> _Aim of the exercise_
Return all the data, word for word.

[Stored records]
**********
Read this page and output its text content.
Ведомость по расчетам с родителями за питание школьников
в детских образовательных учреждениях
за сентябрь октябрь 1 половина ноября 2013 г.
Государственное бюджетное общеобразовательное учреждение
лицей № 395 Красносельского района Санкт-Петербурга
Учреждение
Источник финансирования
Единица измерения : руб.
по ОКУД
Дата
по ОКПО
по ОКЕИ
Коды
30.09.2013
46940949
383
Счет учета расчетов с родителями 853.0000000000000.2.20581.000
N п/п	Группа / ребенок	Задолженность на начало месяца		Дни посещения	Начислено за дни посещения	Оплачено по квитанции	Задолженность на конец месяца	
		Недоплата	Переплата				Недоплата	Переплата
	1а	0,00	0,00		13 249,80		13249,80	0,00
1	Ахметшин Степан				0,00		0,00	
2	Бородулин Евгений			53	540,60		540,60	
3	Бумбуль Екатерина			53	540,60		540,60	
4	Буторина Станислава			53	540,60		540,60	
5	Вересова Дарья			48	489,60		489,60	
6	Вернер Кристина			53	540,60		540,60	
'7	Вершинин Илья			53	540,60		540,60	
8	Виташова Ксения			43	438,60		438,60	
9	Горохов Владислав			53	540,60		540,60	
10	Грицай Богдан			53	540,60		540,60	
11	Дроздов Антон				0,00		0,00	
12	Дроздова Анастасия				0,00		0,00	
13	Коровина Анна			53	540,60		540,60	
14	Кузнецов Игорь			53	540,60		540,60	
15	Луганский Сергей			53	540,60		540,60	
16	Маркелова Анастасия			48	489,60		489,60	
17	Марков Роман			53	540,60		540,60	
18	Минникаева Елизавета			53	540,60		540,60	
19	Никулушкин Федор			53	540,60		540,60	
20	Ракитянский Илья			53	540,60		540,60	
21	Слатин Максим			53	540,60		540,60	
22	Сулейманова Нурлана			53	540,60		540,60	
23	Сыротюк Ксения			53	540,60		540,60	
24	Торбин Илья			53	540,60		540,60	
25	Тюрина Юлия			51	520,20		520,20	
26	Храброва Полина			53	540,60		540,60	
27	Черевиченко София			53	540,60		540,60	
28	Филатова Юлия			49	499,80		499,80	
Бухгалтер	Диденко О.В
**********
> _Task answer_
Read this page and output its text content.
Ведомость по расчетам с родителями за питание школьников
в детских образовательных учреждениях
за сентябрь октябрь 1 половина ноября 2013 г.
Государственное бюджетное общеобразовательное учреждение
лицей № 395 Красносельского района Санкт-Петербурга
Учреждение
Источник финансирования
Единица измерения : руб.
по ОКУД
Дата
по ОКПО
по ОКЕИ
Коды
30.09.2013
46940949
383
Счет учета расчетов с родителями 853.0000000000000.2.20581.000
N п/п	Группа / ребенок	Задолженность на начало месяца		Дни посещения	Начислено за дни посещения	Оплачено по квитанции	Задолженность на конец месяца	
		Недоплата	Переплата				Недоплата	Переплата
	1а	0,00	0,00		13 249,80		13249,80	0,00
1	Ахметшин Степан				0,00		0,00	
2	Бородулин Евгений			53	540,60		540,60	
3	Бумбуль Екатерина			53	540,60		540,60	
4	Буторина Станислава			53	540,60		540,60	
5	Вересова Дарья			48	489,60		489,60	
6	Вернер Кристина			53	540,60		540,60	
'7	Вершинин Илья			53	540,60		540,60	
8	Виташова Ксения			43	438,60		438,60	
9	Горохов Владислав			53	540,60		540,60	
10	Грицай Богдан			53	540,60		540,60	
11	Дроздов Антон				0,00		0,00	
12	Дроздова Анастасия				0,00		0,00	
13	Коровина Анна			53	540,60		540,60	
14	Кузнецов Игорь			53	540,60		540,60	
15	Луганский Сергей			53	540,60		540,60	
16	Маркелова Анастасия			48	489,60		489,60	
17	Марков Роман			53	540,60		540,60	
18	Минникаева Елизавета			53	540,60		540,60	
19	Никулушкин Федор			53	540,60		540,60	
20	Ракитянский Илья			53	540,60		540,60	
21	Слатин Максим			53	540,60		540,60	
22	Сулейманова Нурлана			53	540,60		540,60	
23	Сыротюк Ксения			53	540,60		540,60	
24	Торбин Илья			53	540,60		540,60	
25	Тюрина Юлия			51	520,20		520,20	
26	Храброва Полина			53	540,60		540,60	
27	Черевиченко София			53	540,60		540,60	
28	Филатова Юлия			49	499,80		499,80	
Бухгалтер	Диденко О.В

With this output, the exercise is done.